Data for this task below:
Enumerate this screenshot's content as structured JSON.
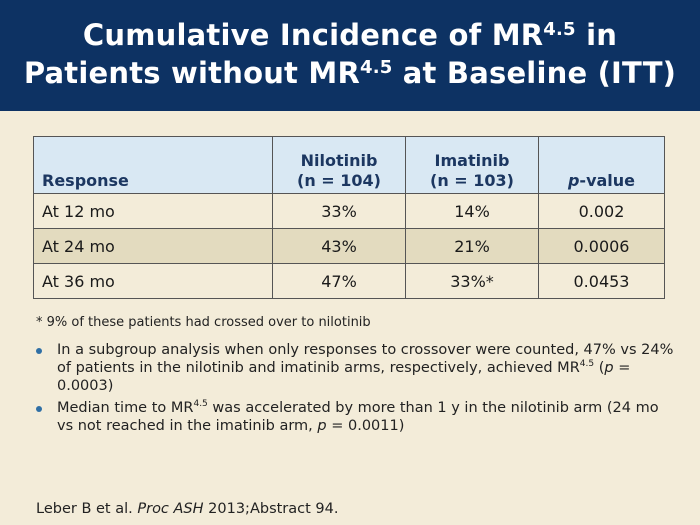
{
  "title": {
    "line1_pre": "Cumulative Incidence of MR",
    "line1_sup": "4.5",
    "line1_post": " in",
    "line2_pre": "Patients without MR",
    "line2_sup": "4.5",
    "line2_post": " at Baseline (ITT)"
  },
  "table": {
    "headers": {
      "response": "Response",
      "nilotinib": "Nilotinib",
      "nilotinib_n": "(n = 104)",
      "imatinib": "Imatinib",
      "imatinib_n": "(n = 103)",
      "pvalue_italic": "p",
      "pvalue_rest": "-value"
    },
    "rows": [
      {
        "label": "At 12 mo",
        "nilotinib": "33%",
        "imatinib": "14%",
        "p": "0.002"
      },
      {
        "label": "At 24 mo",
        "nilotinib": "43%",
        "imatinib": "21%",
        "p": "0.0006"
      },
      {
        "label": "At 36 mo",
        "nilotinib": "47%",
        "imatinib": "33%*",
        "p": "0.0453"
      }
    ]
  },
  "footnote": "* 9% of these patients had crossed over to nilotinib",
  "bullets": {
    "b1_a": "In a subgroup analysis when only responses to crossover were counted, 47% vs 24% of patients in the nilotinib and imatinib arms, respectively, achieved MR",
    "b1_sup": "4.5",
    "b1_b": " (",
    "b1_p": "p",
    "b1_c": " = 0.0003)",
    "b2_a": "Median time to MR",
    "b2_sup": "4.5",
    "b2_b": " was accelerated by more than 1 y in the nilotinib arm (24 mo vs not reached in the imatinib arm, ",
    "b2_p": "p",
    "b2_c": " = 0.0011)"
  },
  "reference": {
    "authors": "Leber B et al. ",
    "journal": "Proc ASH",
    "rest": " 2013;Abstract 94."
  },
  "colors": {
    "header_bg": "#0d3263",
    "page_bg": "#f3ecd9",
    "table_header_bg": "#d9e8f3",
    "row_alt_bg": "#e3dbbf",
    "bullet": "#2f6fa5"
  }
}
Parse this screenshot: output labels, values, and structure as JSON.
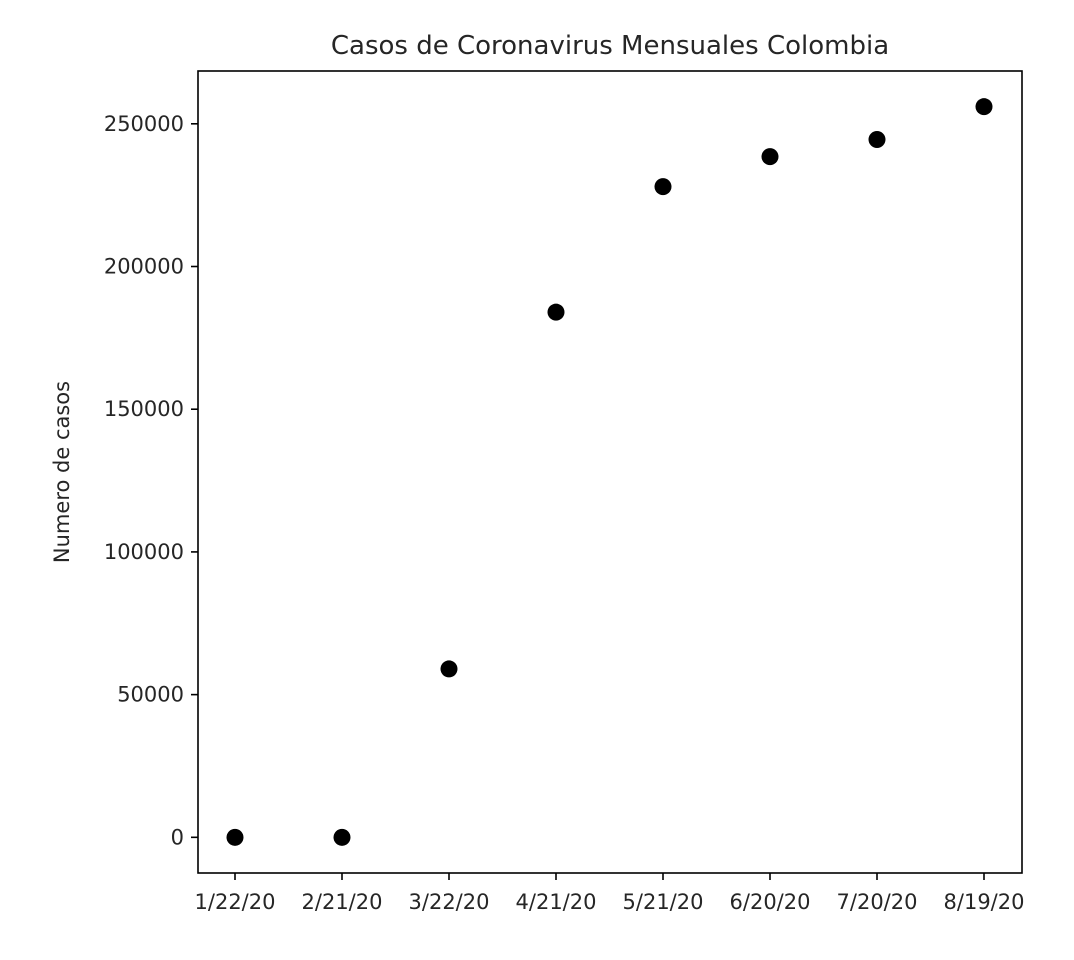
{
  "chart_data": {
    "type": "scatter",
    "title": "Casos de Coronavirus Mensuales Colombia",
    "xlabel": "",
    "ylabel": "Numero de casos",
    "x": [
      "1/22/20",
      "2/21/20",
      "3/22/20",
      "4/21/20",
      "5/21/20",
      "6/20/20",
      "7/20/20",
      "8/19/20"
    ],
    "series": [
      {
        "values": [
          0,
          0,
          59000,
          184000,
          228000,
          238500,
          244500,
          256000
        ]
      }
    ],
    "x_ticks": [
      "1/22/20",
      "2/21/20",
      "3/22/20",
      "4/21/20",
      "5/21/20",
      "6/20/20",
      "7/20/20",
      "8/19/20"
    ],
    "y_ticks": [
      0,
      50000,
      100000,
      150000,
      200000,
      250000
    ],
    "ylim": [
      -12500,
      268500
    ],
    "grid": false,
    "legend": "none",
    "colors": {
      "marker": "#000000"
    }
  }
}
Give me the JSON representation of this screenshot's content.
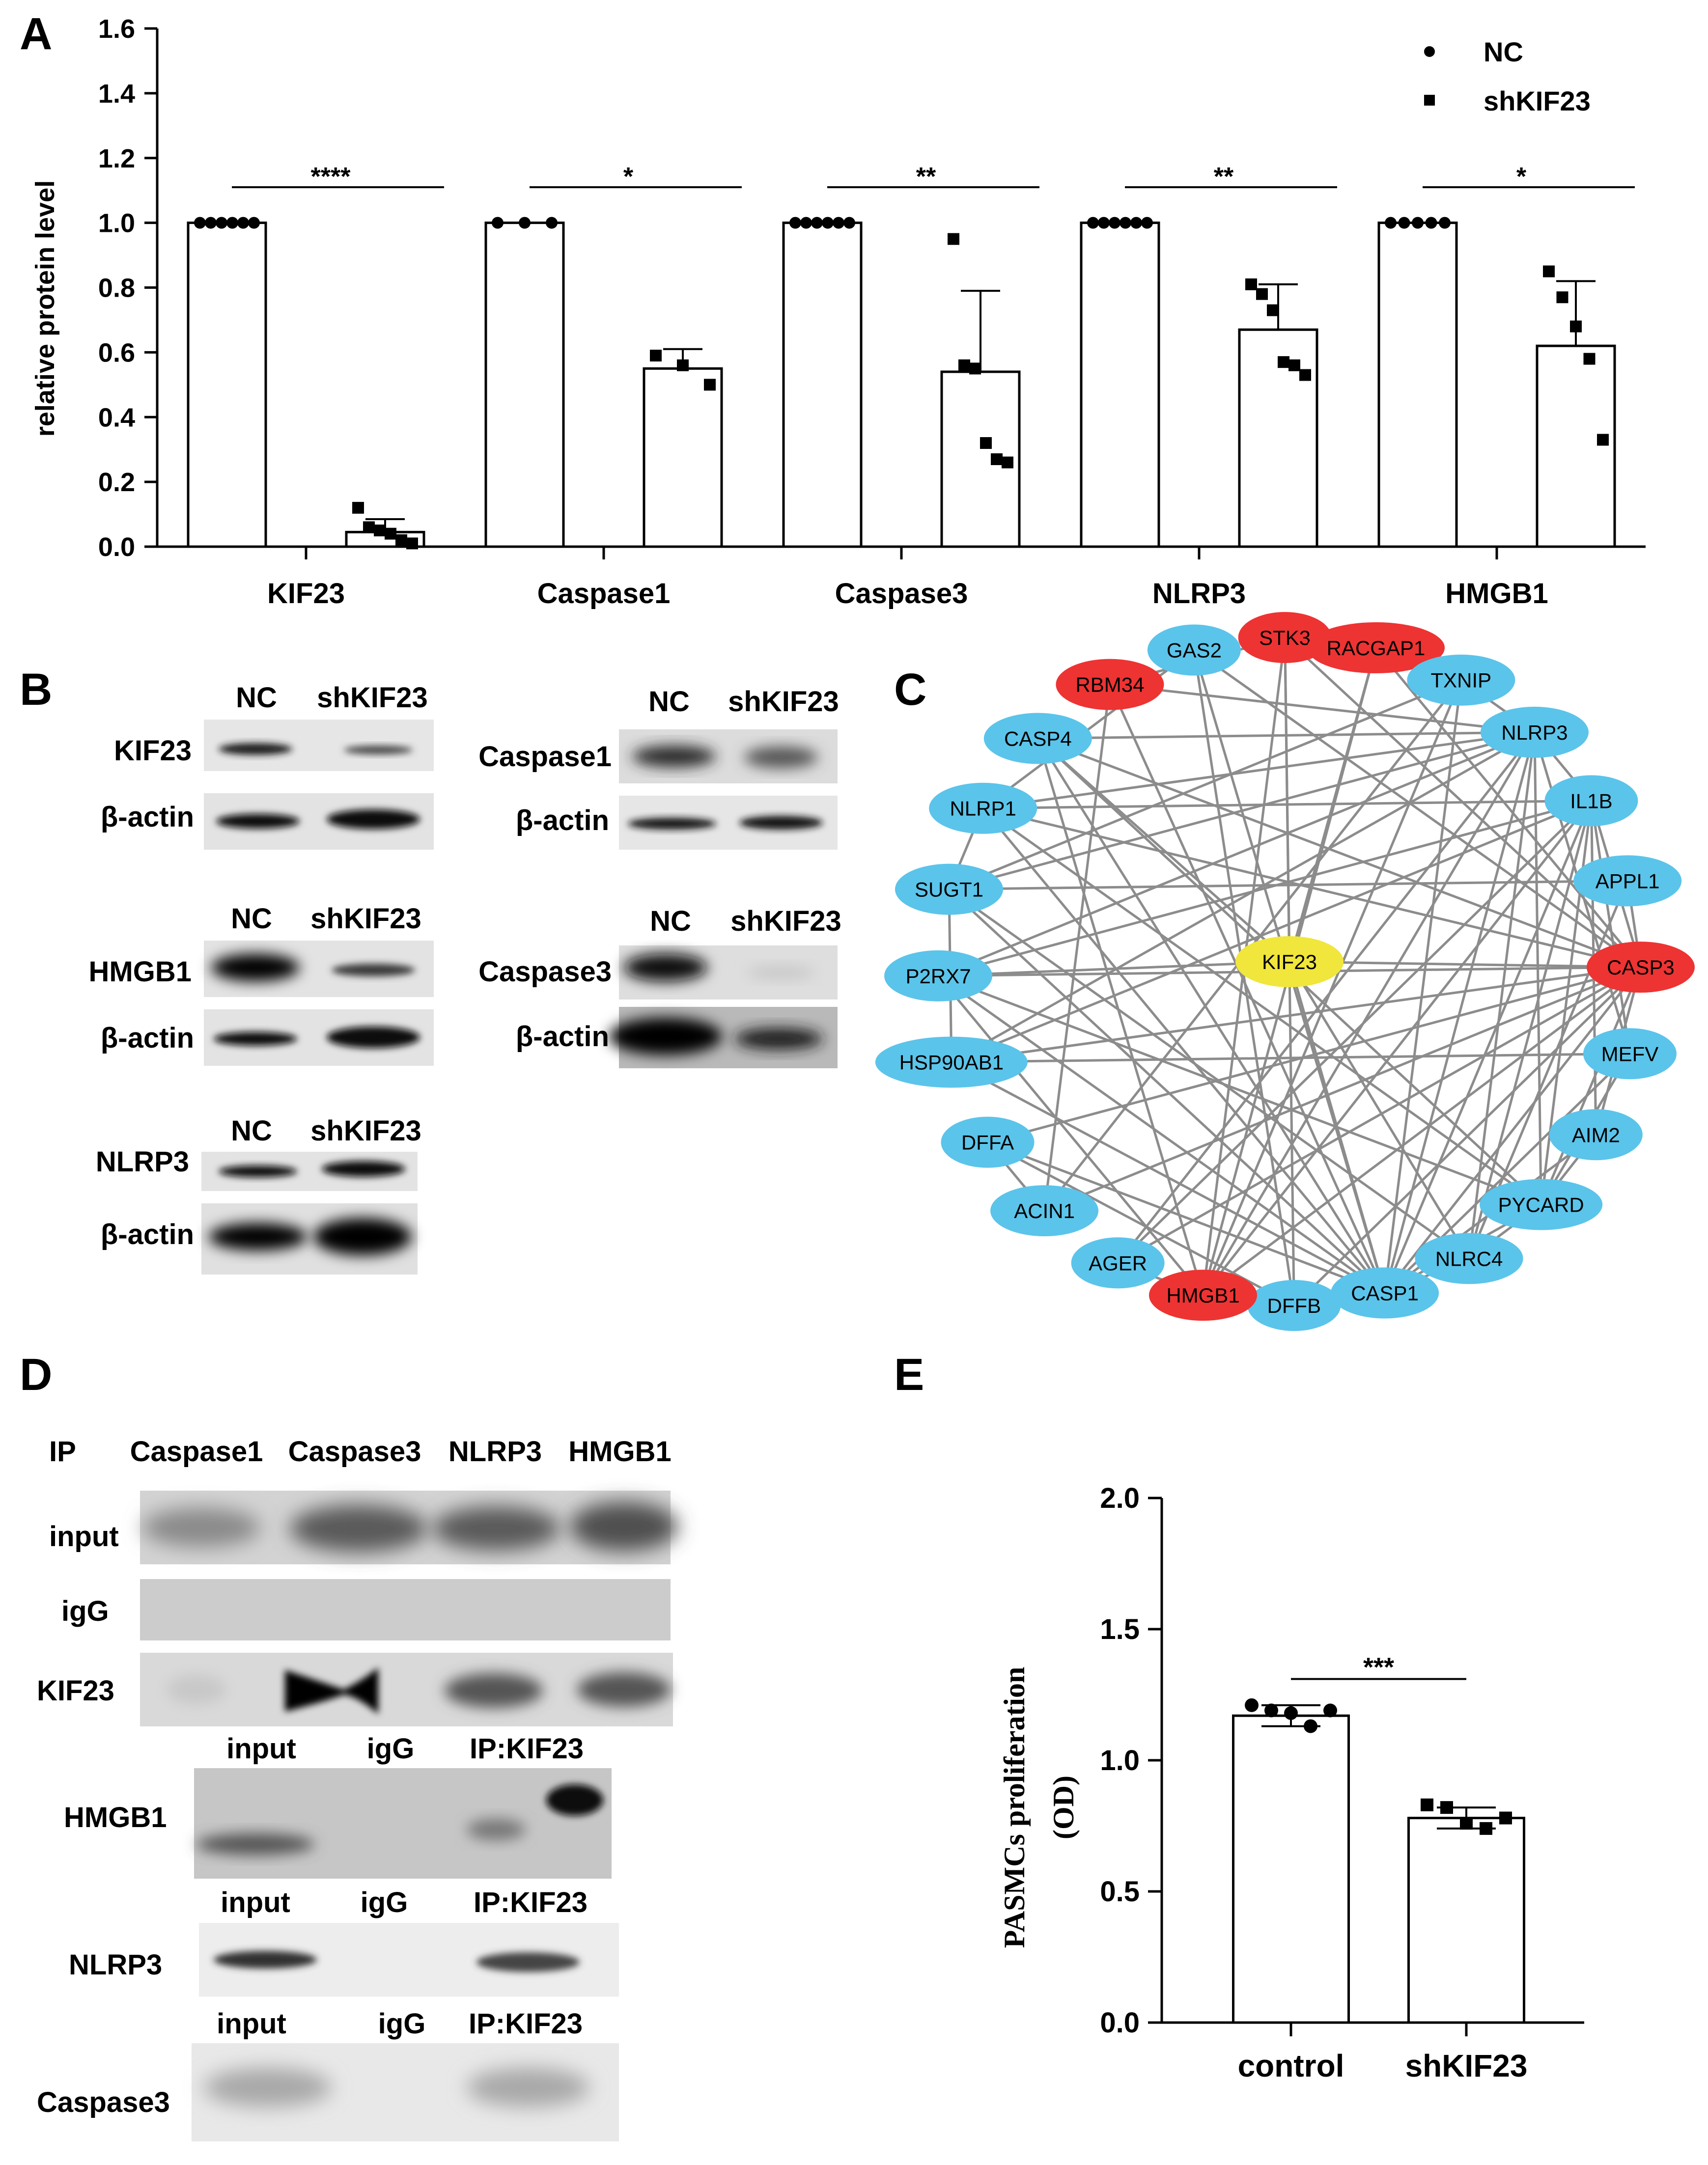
{
  "panel_labels": {
    "a": "A",
    "b": "B",
    "c": "C",
    "d": "D",
    "e": "E"
  },
  "chart_data": [
    {
      "id": "A",
      "type": "bar",
      "ylabel": "relative protein level",
      "ylim": [
        0,
        1.6
      ],
      "yticks": [
        "0.0",
        "0.2",
        "0.4",
        "0.6",
        "0.8",
        "1.0",
        "1.2",
        "1.4",
        "1.6"
      ],
      "legend": {
        "placement": "top-right",
        "items": [
          "NC",
          "shKIF23"
        ]
      },
      "categories": [
        "KIF23",
        "Caspase1",
        "Caspase3",
        "NLRP3",
        "HMGB1"
      ],
      "series": [
        {
          "name": "NC",
          "marker": "circle",
          "values": [
            1.0,
            1.0,
            1.0,
            1.0,
            1.0
          ],
          "sd": [
            0,
            0,
            0,
            0,
            0
          ],
          "points": [
            [
              1,
              1,
              1,
              1,
              1,
              1
            ],
            [
              1,
              1,
              1
            ],
            [
              1,
              1,
              1,
              1,
              1,
              1
            ],
            [
              1,
              1,
              1,
              1,
              1,
              1
            ],
            [
              1,
              1,
              1,
              1,
              1
            ]
          ]
        },
        {
          "name": "shKIF23",
          "marker": "square",
          "values": [
            0.045,
            0.55,
            0.54,
            0.67,
            0.62
          ],
          "sd": [
            0.04,
            0.06,
            0.25,
            0.14,
            0.2
          ],
          "points": [
            [
              0.12,
              0.06,
              0.05,
              0.04,
              0.02,
              0.01
            ],
            [
              0.59,
              0.56,
              0.5
            ],
            [
              0.95,
              0.56,
              0.55,
              0.32,
              0.27,
              0.26
            ],
            [
              0.81,
              0.78,
              0.73,
              0.57,
              0.56,
              0.53
            ],
            [
              0.85,
              0.77,
              0.68,
              0.58,
              0.33
            ]
          ]
        }
      ],
      "significance": [
        "****",
        "*",
        "**",
        "**",
        "*"
      ]
    },
    {
      "id": "E",
      "type": "bar",
      "ylabel_line1": "PASMCs proliferation",
      "ylabel_line2": "(OD)",
      "ylim": [
        0,
        2.0
      ],
      "yticks": [
        "0.0",
        "0.5",
        "1.0",
        "1.5",
        "2.0"
      ],
      "categories": [
        "control",
        "shKIF23"
      ],
      "values": [
        1.17,
        0.78
      ],
      "sd": [
        0.04,
        0.04
      ],
      "points": [
        [
          1.21,
          1.19,
          1.18,
          1.13,
          1.19
        ],
        [
          0.83,
          0.82,
          0.76,
          0.74,
          0.78
        ]
      ],
      "markers": [
        "circle",
        "square"
      ],
      "significance": "***"
    }
  ],
  "panel_b": {
    "blots": [
      {
        "header": [
          "NC",
          "shKIF23"
        ],
        "target": "KIF23",
        "control": "β-actin"
      },
      {
        "header": [
          "NC",
          "shKIF23"
        ],
        "target": "Caspase1",
        "control": "β-actin"
      },
      {
        "header": [
          "NC",
          "shKIF23"
        ],
        "target": "HMGB1",
        "control": "β-actin"
      },
      {
        "header": [
          "NC",
          "shKIF23"
        ],
        "target": "Caspase3",
        "control": "β-actin"
      },
      {
        "header": [
          "NC",
          "shKIF23"
        ],
        "target": "NLRP3",
        "control": "β-actin"
      }
    ]
  },
  "panel_c": {
    "center": "KIF23",
    "nodes": [
      {
        "label": "GAS2",
        "color": "#5bc4ea"
      },
      {
        "label": "STK3",
        "color": "#ee3333"
      },
      {
        "label": "RACGAP1",
        "color": "#ee3333"
      },
      {
        "label": "TXNIP",
        "color": "#5bc4ea"
      },
      {
        "label": "NLRP3",
        "color": "#5bc4ea"
      },
      {
        "label": "IL1B",
        "color": "#5bc4ea"
      },
      {
        "label": "APPL1",
        "color": "#5bc4ea"
      },
      {
        "label": "CASP3",
        "color": "#ee3333"
      },
      {
        "label": "MEFV",
        "color": "#5bc4ea"
      },
      {
        "label": "AIM2",
        "color": "#5bc4ea"
      },
      {
        "label": "PYCARD",
        "color": "#5bc4ea"
      },
      {
        "label": "NLRC4",
        "color": "#5bc4ea"
      },
      {
        "label": "CASP1",
        "color": "#5bc4ea"
      },
      {
        "label": "DFFB",
        "color": "#5bc4ea"
      },
      {
        "label": "HMGB1",
        "color": "#ee3333"
      },
      {
        "label": "AGER",
        "color": "#5bc4ea"
      },
      {
        "label": "ACIN1",
        "color": "#5bc4ea"
      },
      {
        "label": "DFFA",
        "color": "#5bc4ea"
      },
      {
        "label": "HSP90AB1",
        "color": "#5bc4ea"
      },
      {
        "label": "P2RX7",
        "color": "#5bc4ea"
      },
      {
        "label": "SUGT1",
        "color": "#5bc4ea"
      },
      {
        "label": "NLRP1",
        "color": "#5bc4ea"
      },
      {
        "label": "CASP4",
        "color": "#5bc4ea"
      },
      {
        "label": "RBM34",
        "color": "#ee3333"
      }
    ],
    "center_color": "#f0e63c",
    "edge_color": "#8c8c8c"
  },
  "panel_d": {
    "ip_label": "IP",
    "columns": [
      "Caspase1",
      "Caspase3",
      "NLRP3",
      "HMGB1"
    ],
    "rows": [
      "input",
      "igG",
      "KIF23"
    ],
    "sub_blots": [
      {
        "header": [
          "input",
          "igG",
          "IP:KIF23"
        ],
        "target": "HMGB1"
      },
      {
        "header": [
          "input",
          "igG",
          "IP:KIF23"
        ],
        "target": "NLRP3"
      },
      {
        "header": [
          "input",
          "igG",
          "IP:KIF23"
        ],
        "target": "Caspase3"
      }
    ]
  }
}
End of Data for this task.
# Exercise details
Looking through the data above, copy out each line in which the string "title" occurs.

# Solution to this problem
  "title": {
    "title": "Casos de Coronavirus Mensuales Colombia",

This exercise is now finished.